### [PROBLEM]
Leave every picture out and write out the records below exactly.
*** WORKING DATA
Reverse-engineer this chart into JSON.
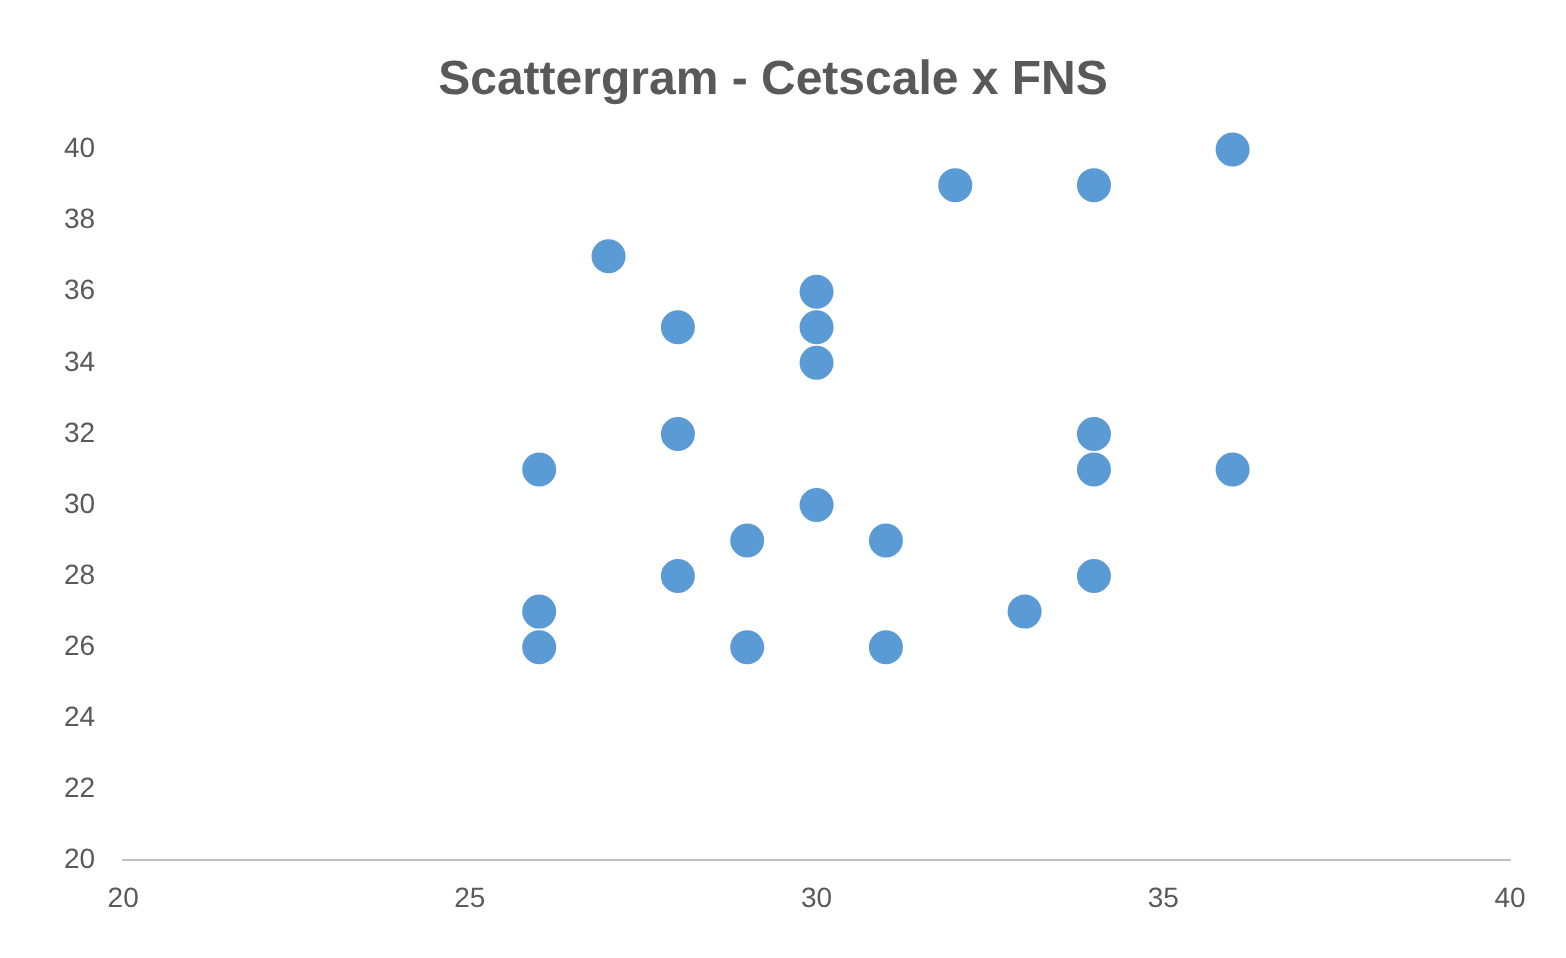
{
  "chart_data": {
    "type": "scatter",
    "title": "Scattergram - Cetscale x FNS",
    "marker": "circle",
    "xlim": [
      20,
      40
    ],
    "xticks": [
      20,
      25,
      30,
      35,
      40
    ],
    "ylim": [
      20,
      40
    ],
    "yticks": [
      20,
      22,
      24,
      26,
      28,
      30,
      32,
      34,
      36,
      38,
      40
    ],
    "series": [
      {
        "color": "#5b9bd5",
        "x": [
          26,
          26,
          26,
          27,
          28,
          28,
          28,
          29,
          29,
          30,
          30,
          30,
          30,
          31,
          31,
          32,
          33,
          34,
          34,
          34,
          34,
          36,
          36
        ],
        "values": [
          31,
          27,
          26,
          37,
          35,
          32,
          28,
          29,
          26,
          36,
          35,
          34,
          30,
          29,
          26,
          39,
          27,
          39,
          32,
          31,
          28,
          40,
          31
        ]
      }
    ]
  }
}
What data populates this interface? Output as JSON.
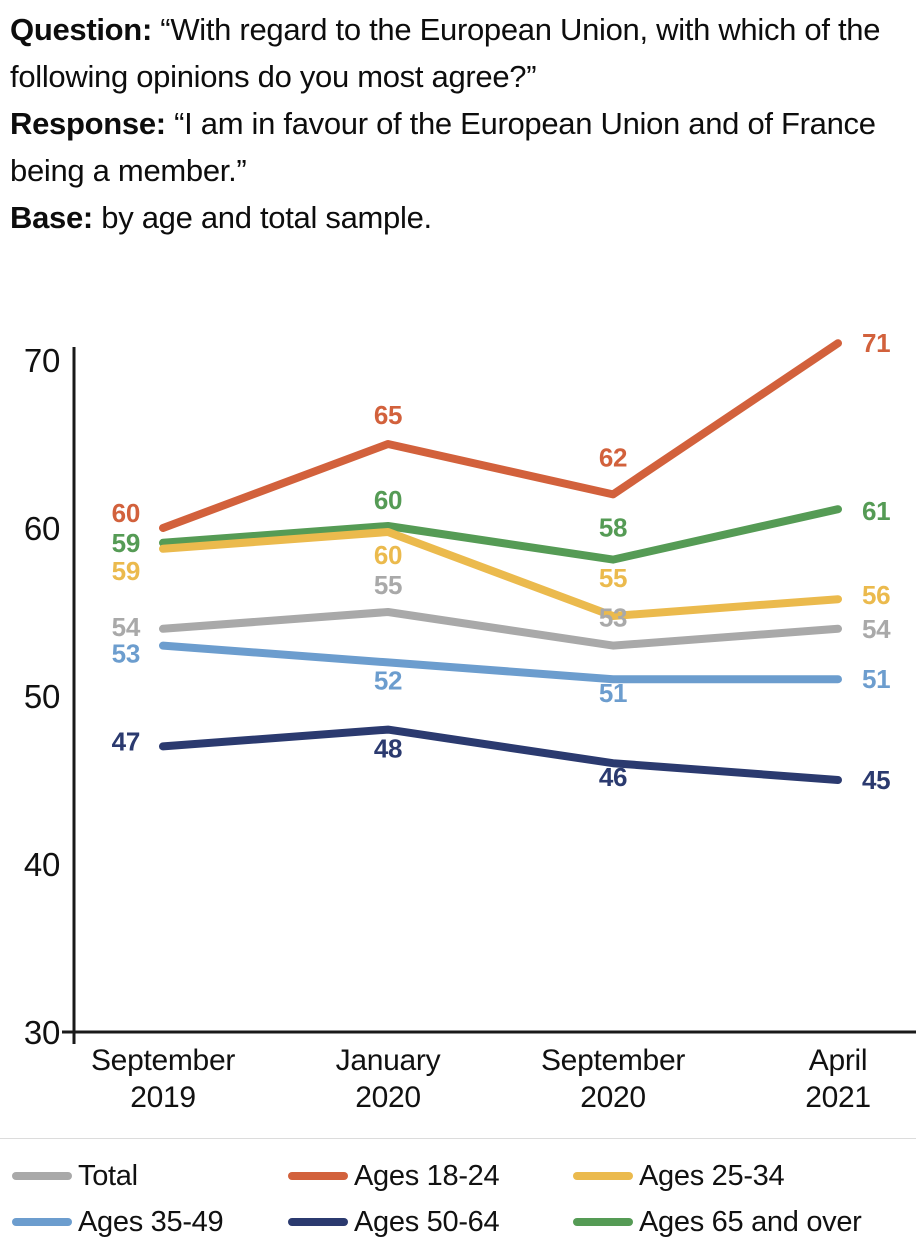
{
  "header": {
    "paragraphs": [
      {
        "label": "Question:",
        "text": "“With regard to the European Union, with which of the following opinions do you most agree?”"
      },
      {
        "label": "Response:",
        "text": "“I am in favour of the European Union and of France being a member.”"
      },
      {
        "label": "Base:",
        "text": "by age and total sample."
      }
    ]
  },
  "chart_data": {
    "type": "line",
    "categories": [
      "September 2019",
      "January 2020",
      "September 2020",
      "April 2021"
    ],
    "series": [
      {
        "name": "Total",
        "color": "#A9A9A9",
        "values": [
          54,
          55,
          53,
          54
        ]
      },
      {
        "name": "Ages 18-24",
        "color": "#D2613C",
        "values": [
          60,
          65,
          62,
          71
        ]
      },
      {
        "name": "Ages 25-34",
        "color": "#EBBA4D",
        "values": [
          59,
          60,
          55,
          56
        ]
      },
      {
        "name": "Ages 35-49",
        "color": "#6C9DCE",
        "values": [
          53,
          52,
          51,
          51
        ]
      },
      {
        "name": "Ages 50-64",
        "color": "#2B3A6F",
        "values": [
          47,
          48,
          46,
          45
        ]
      },
      {
        "name": "Ages 65 and over",
        "color": "#559B55",
        "values": [
          59,
          60,
          58,
          61
        ]
      }
    ],
    "title": "",
    "xlabel": "",
    "ylabel": "",
    "ylim": [
      30,
      72
    ],
    "yticks": [
      70,
      60,
      50,
      40,
      30
    ],
    "grid": false,
    "data_labels": true,
    "legend_position": "bottom",
    "axis_color": "#1a1a1a"
  }
}
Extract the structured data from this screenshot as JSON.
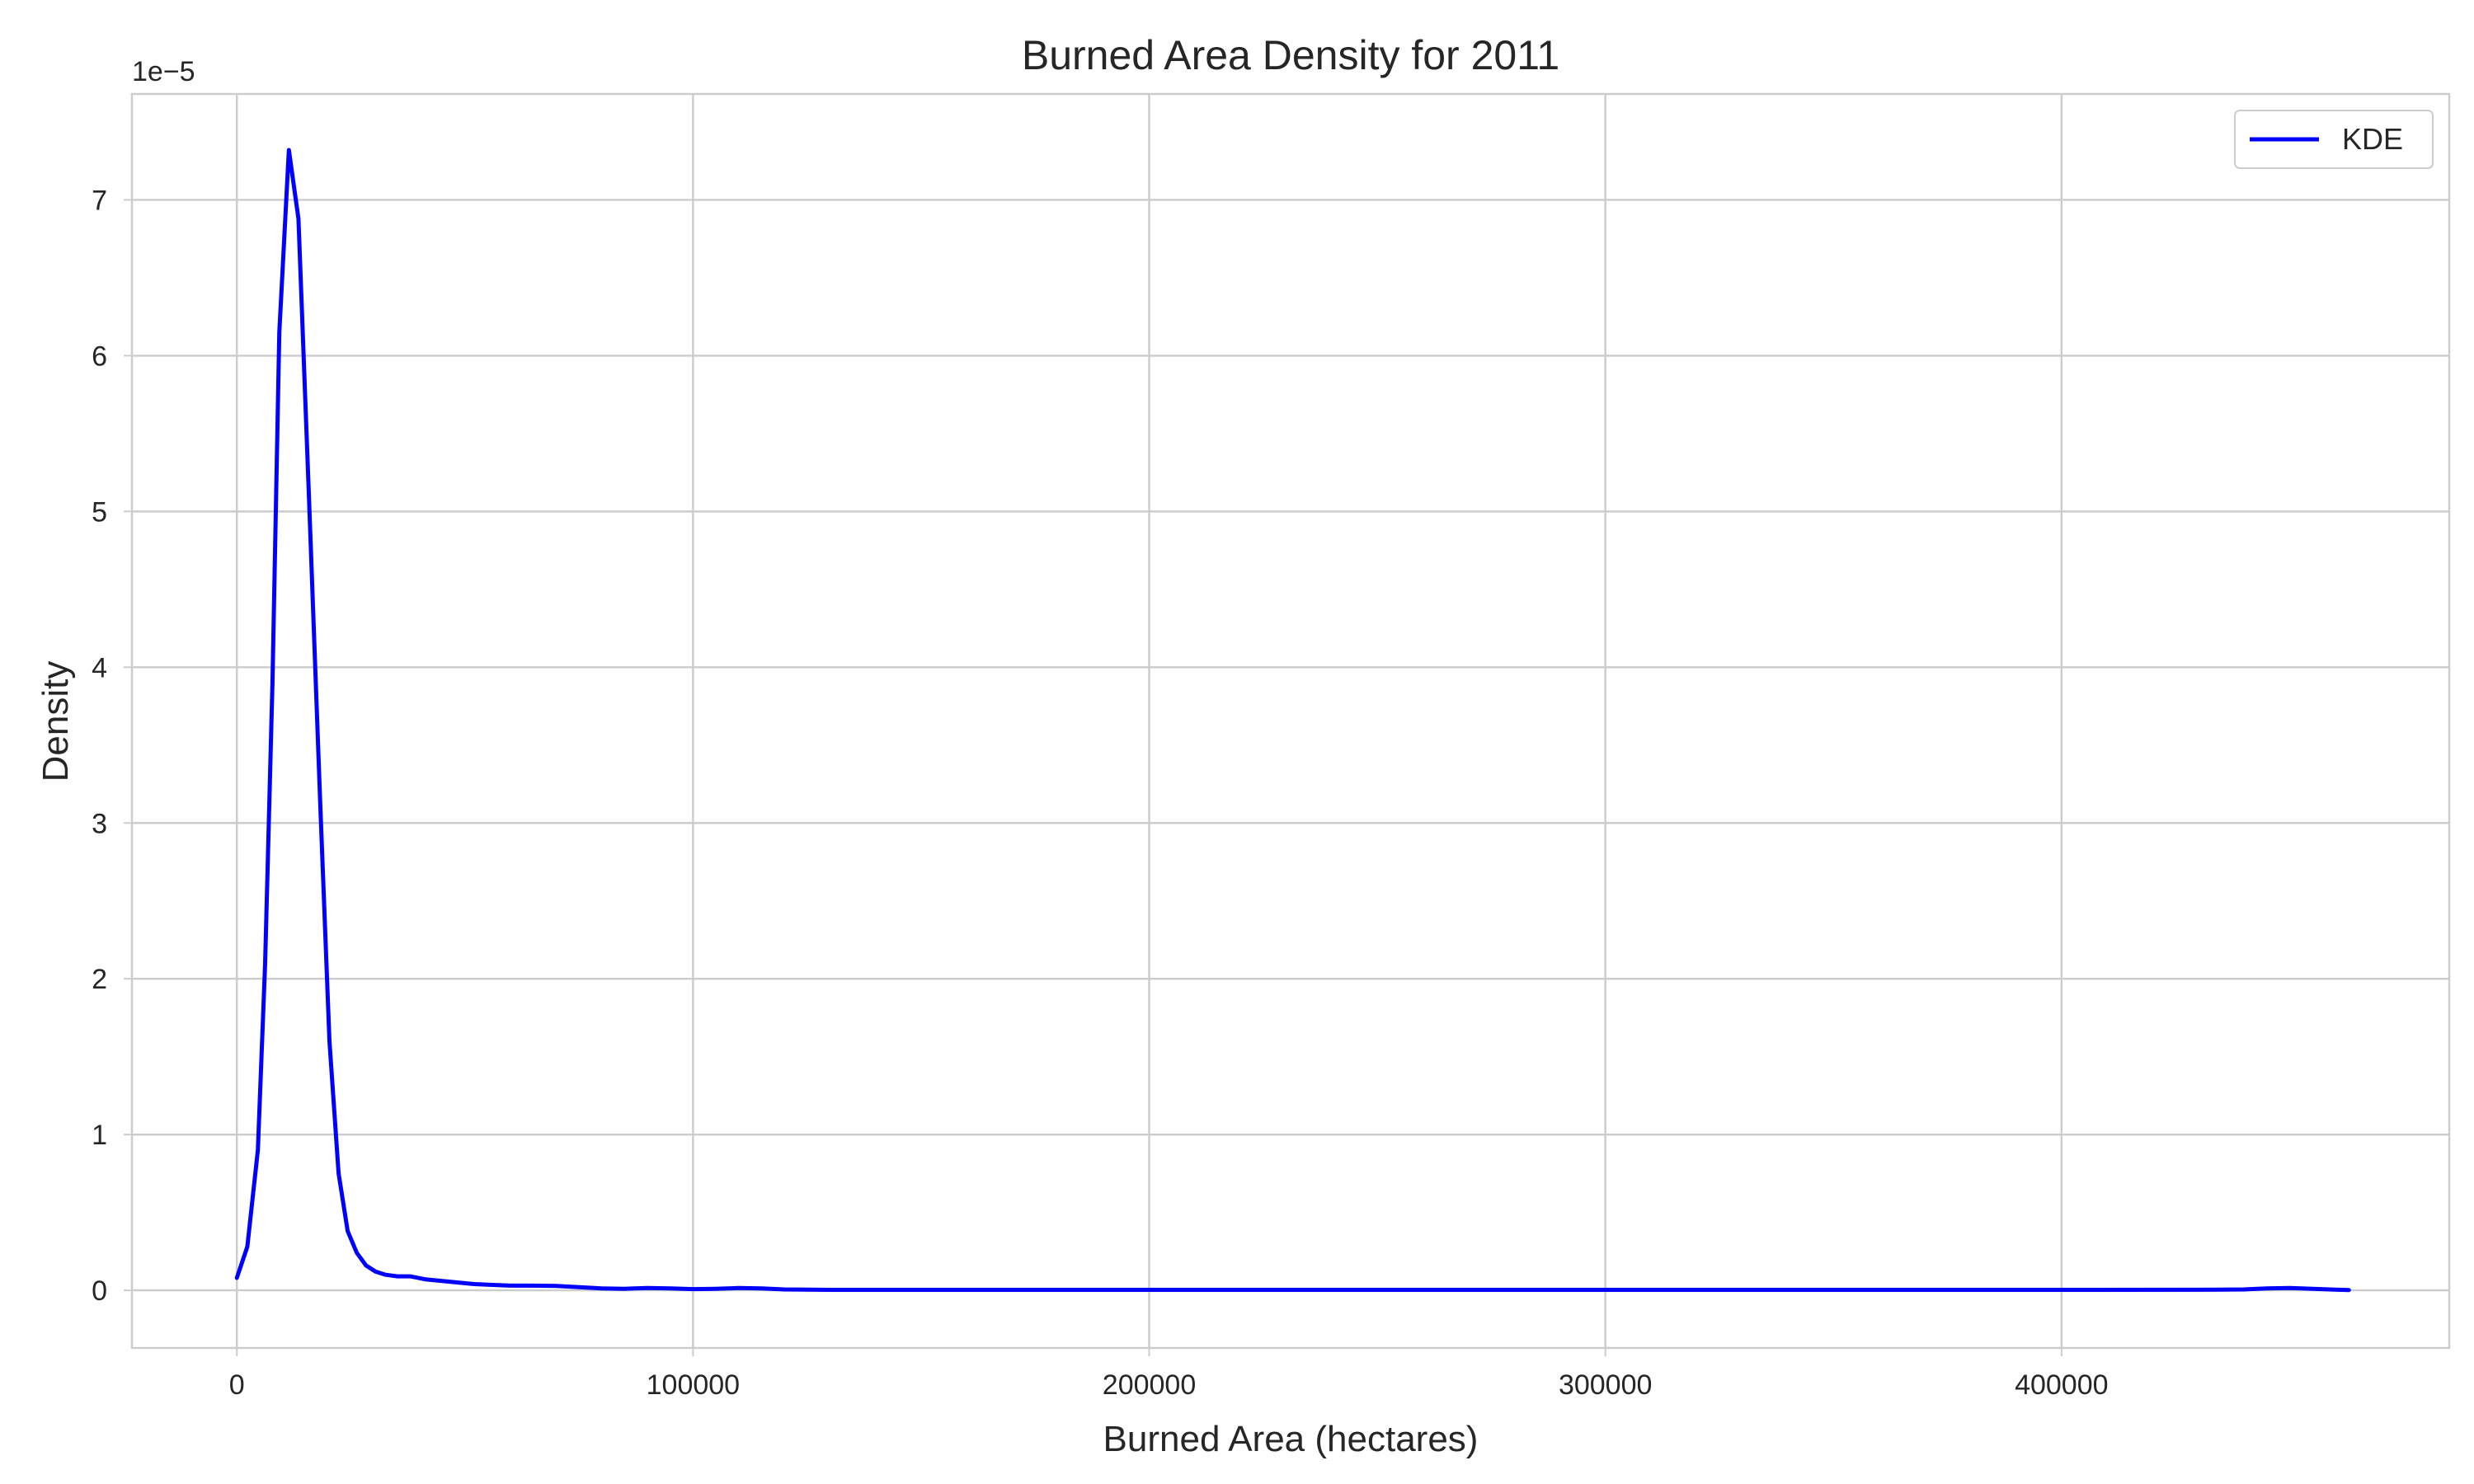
{
  "chart_data": {
    "type": "line",
    "title": "Burned Area Density for 2011",
    "xlabel": "Burned Area (hectares)",
    "ylabel": "Density",
    "y_scale_label": "1e−5",
    "y_multiplier": 1e-05,
    "xlim": [
      -23000,
      485000
    ],
    "ylim": [
      -0.37,
      7.68
    ],
    "x_ticks": [
      0,
      100000,
      200000,
      300000,
      400000
    ],
    "x_tick_labels": [
      "0",
      "100000",
      "200000",
      "300000",
      "400000"
    ],
    "y_ticks": [
      0,
      1,
      2,
      3,
      4,
      5,
      6,
      7
    ],
    "y_tick_labels": [
      "0",
      "1",
      "2",
      "3",
      "4",
      "5",
      "6",
      "7"
    ],
    "grid": true,
    "legend_position": "top-right",
    "series": [
      {
        "name": "KDE",
        "color": "#0000ff",
        "x": [
          0,
          2300,
          4600,
          6200,
          7800,
          9300,
          11400,
          13500,
          15800,
          18300,
          20300,
          22300,
          24300,
          26300,
          28300,
          30400,
          32600,
          35200,
          38000,
          41500,
          45000,
          48500,
          52000,
          56000,
          60000,
          65000,
          70000,
          75000,
          80000,
          85000,
          90000,
          95000,
          100000,
          105000,
          110000,
          115000,
          120000,
          125000,
          130000,
          150000,
          200000,
          250000,
          300000,
          350000,
          400000,
          435000,
          440000,
          445000,
          450000,
          455000,
          460000,
          463000
        ],
        "y": [
          0.08,
          0.28,
          0.9,
          2.1,
          3.9,
          6.15,
          7.32,
          6.88,
          5.1,
          3.1,
          1.6,
          0.75,
          0.38,
          0.24,
          0.16,
          0.12,
          0.1,
          0.09,
          0.09,
          0.07,
          0.06,
          0.05,
          0.04,
          0.035,
          0.03,
          0.03,
          0.028,
          0.02,
          0.012,
          0.01,
          0.015,
          0.012,
          0.008,
          0.01,
          0.015,
          0.012,
          0.006,
          0.004,
          0.003,
          0.003,
          0.003,
          0.003,
          0.003,
          0.003,
          0.003,
          0.004,
          0.006,
          0.012,
          0.015,
          0.01,
          0.004,
          0.002
        ]
      }
    ]
  }
}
******
### [PROBLEM SOLUTION]
Reverse-engineer this chart into JSON.
{
  "chart_data": {
    "type": "scatter",
    "title": "Scattergram - Cetscale x FNS",
    "marker": "circle",
    "xlim": [
      20,
      40
    ],
    "xticks": [
      20,
      25,
      30,
      35,
      40
    ],
    "ylim": [
      20,
      40
    ],
    "yticks": [
      20,
      22,
      24,
      26,
      28,
      30,
      32,
      34,
      36,
      38,
      40
    ],
    "series": [
      {
        "color": "#5b9bd5",
        "x": [
          26,
          26,
          26,
          27,
          28,
          28,
          28,
          29,
          29,
          30,
          30,
          30,
          30,
          31,
          31,
          32,
          33,
          34,
          34,
          34,
          34,
          36,
          36
        ],
        "values": [
          31,
          27,
          26,
          37,
          35,
          32,
          28,
          29,
          26,
          36,
          35,
          34,
          30,
          29,
          26,
          39,
          27,
          39,
          32,
          31,
          28,
          40,
          31
        ]
      }
    ]
  }
}
What data populates this interface? Output as JSON.
{
  "header": {
    "paragraphs": [
      {
        "label": "Question:",
        "text": "“With regard to the European Union, with which of the following opinions do you most agree?”"
      },
      {
        "label": "Response:",
        "text": "“I am in favour of the European Union and of France being a member.”"
      },
      {
        "label": "Base:",
        "text": "by age and total sample."
      }
    ]
  },
  "chart_data": {
    "type": "line",
    "categories": [
      "September 2019",
      "January 2020",
      "September 2020",
      "April 2021"
    ],
    "series": [
      {
        "name": "Total",
        "color": "#A9A9A9",
        "values": [
          54,
          55,
          53,
          54
        ]
      },
      {
        "name": "Ages 18-24",
        "color": "#D2613C",
        "values": [
          60,
          65,
          62,
          71
        ]
      },
      {
        "name": "Ages 25-34",
        "color": "#EBBA4D",
        "values": [
          59,
          60,
          55,
          56
        ]
      },
      {
        "name": "Ages 35-49",
        "color": "#6C9DCE",
        "values": [
          53,
          52,
          51,
          51
        ]
      },
      {
        "name": "Ages 50-64",
        "color": "#2B3A6F",
        "values": [
          47,
          48,
          46,
          45
        ]
      },
      {
        "name": "Ages 65 and over",
        "color": "#559B55",
        "values": [
          59,
          60,
          58,
          61
        ]
      }
    ],
    "title": "",
    "xlabel": "",
    "ylabel": "",
    "ylim": [
      30,
      72
    ],
    "yticks": [
      70,
      60,
      50,
      40,
      30
    ],
    "grid": false,
    "data_labels": true,
    "legend_position": "bottom",
    "axis_color": "#1a1a1a"
  }
}
Extract the structured data from this screenshot as JSON.
{
  "chart_data": {
    "type": "line",
    "title": "Burned Area Density for 2011",
    "xlabel": "Burned Area (hectares)",
    "ylabel": "Density",
    "y_scale_label": "1e−5",
    "y_multiplier": 1e-05,
    "xlim": [
      -23000,
      485000
    ],
    "ylim": [
      -0.37,
      7.68
    ],
    "x_ticks": [
      0,
      100000,
      200000,
      300000,
      400000
    ],
    "x_tick_labels": [
      "0",
      "100000",
      "200000",
      "300000",
      "400000"
    ],
    "y_ticks": [
      0,
      1,
      2,
      3,
      4,
      5,
      6,
      7
    ],
    "y_tick_labels": [
      "0",
      "1",
      "2",
      "3",
      "4",
      "5",
      "6",
      "7"
    ],
    "grid": true,
    "legend_position": "top-right",
    "series": [
      {
        "name": "KDE",
        "color": "#0000ff",
        "x": [
          0,
          2300,
          4600,
          6200,
          7800,
          9300,
          11400,
          13500,
          15800,
          18300,
          20300,
          22300,
          24300,
          26300,
          28300,
          30400,
          32600,
          35200,
          38000,
          41500,
          45000,
          48500,
          52000,
          56000,
          60000,
          65000,
          70000,
          75000,
          80000,
          85000,
          90000,
          95000,
          100000,
          105000,
          110000,
          115000,
          120000,
          125000,
          130000,
          150000,
          200000,
          250000,
          300000,
          350000,
          400000,
          435000,
          440000,
          445000,
          450000,
          455000,
          460000,
          463000
        ],
        "y": [
          0.08,
          0.28,
          0.9,
          2.1,
          3.9,
          6.15,
          7.32,
          6.88,
          5.1,
          3.1,
          1.6,
          0.75,
          0.38,
          0.24,
          0.16,
          0.12,
          0.1,
          0.09,
          0.09,
          0.07,
          0.06,
          0.05,
          0.04,
          0.035,
          0.03,
          0.03,
          0.028,
          0.02,
          0.012,
          0.01,
          0.015,
          0.012,
          0.008,
          0.01,
          0.015,
          0.012,
          0.006,
          0.004,
          0.003,
          0.003,
          0.003,
          0.003,
          0.003,
          0.003,
          0.003,
          0.004,
          0.006,
          0.012,
          0.015,
          0.01,
          0.004,
          0.002
        ]
      }
    ]
  }
}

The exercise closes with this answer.